STATED TASK — Check each line below for the word "JSON", and copy those that have it.
— Begin TASK INPUTS —
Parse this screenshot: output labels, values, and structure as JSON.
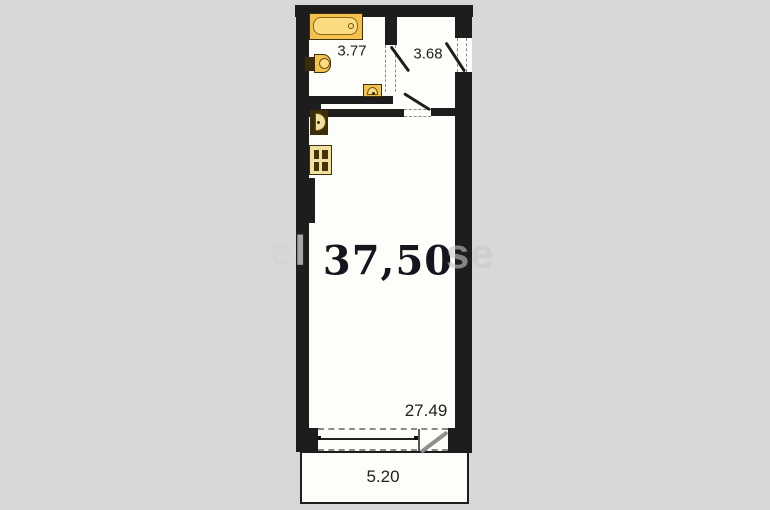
{
  "title": "apartment-floor-plan",
  "colors": {
    "wall": "#1d1d1d",
    "background": "#d8d8d8",
    "floor": "#fdfdfa",
    "fixture": "#f2c14e",
    "fixture_light": "#fbda80",
    "fixture_pale": "#f0e0a0",
    "fixture_dark": "#3a2d0a",
    "fixture_border": "#3e3008",
    "dash": "#8a8a8a",
    "door_gray": "#8f8f8f",
    "text": "#1f1f1f"
  },
  "rooms": {
    "bathroom": {
      "area": "3.77"
    },
    "hallway": {
      "area": "3.68"
    },
    "main_room": {
      "area": "37,50"
    },
    "balcony": {
      "area": "5.20"
    }
  },
  "dimensions": {
    "window_width": "27.49"
  },
  "fixtures": [
    "bathtub",
    "toilet",
    "bathroom-sink",
    "kitchen-sink",
    "stove"
  ],
  "watermark": {
    "left_fragment": "el",
    "right_fragment": "se"
  }
}
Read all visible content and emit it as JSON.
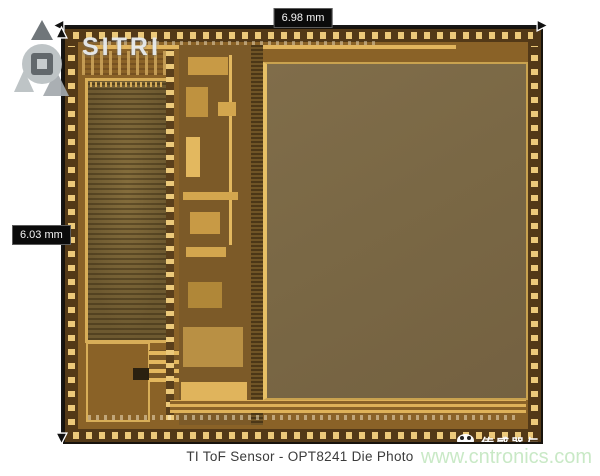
{
  "figure": {
    "width_label": "6.98 mm",
    "height_label": "6.03 mm",
    "caption": "TI ToF Sensor - OPT8241 Die Photo"
  },
  "watermarks": {
    "institute_logo": "SITRI",
    "website": "www.cntronics.com",
    "cn_banner": "传感器与科"
  },
  "colors": {
    "die_gold": "#b98e3e",
    "pad_gold": "#ecc97a",
    "pixel_array": "#7b6946",
    "dimension_label_bg": "#0b0b0b",
    "dimension_label_text": "#f5f5f5",
    "watermark_green": "#c9e9c6",
    "caption_text": "#3b3b3b"
  },
  "icons": {
    "sitri_emblem": "triangles-and-ring-logo",
    "panda_mascot": "white-panda-face",
    "dimension_arrows": "double-headed-arrows"
  }
}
— End TASK INPUTS —
RESULT OF THIS TASK —
Parse this screenshot: output labels, values, and structure as JSON.
Read all visible content and emit it as JSON.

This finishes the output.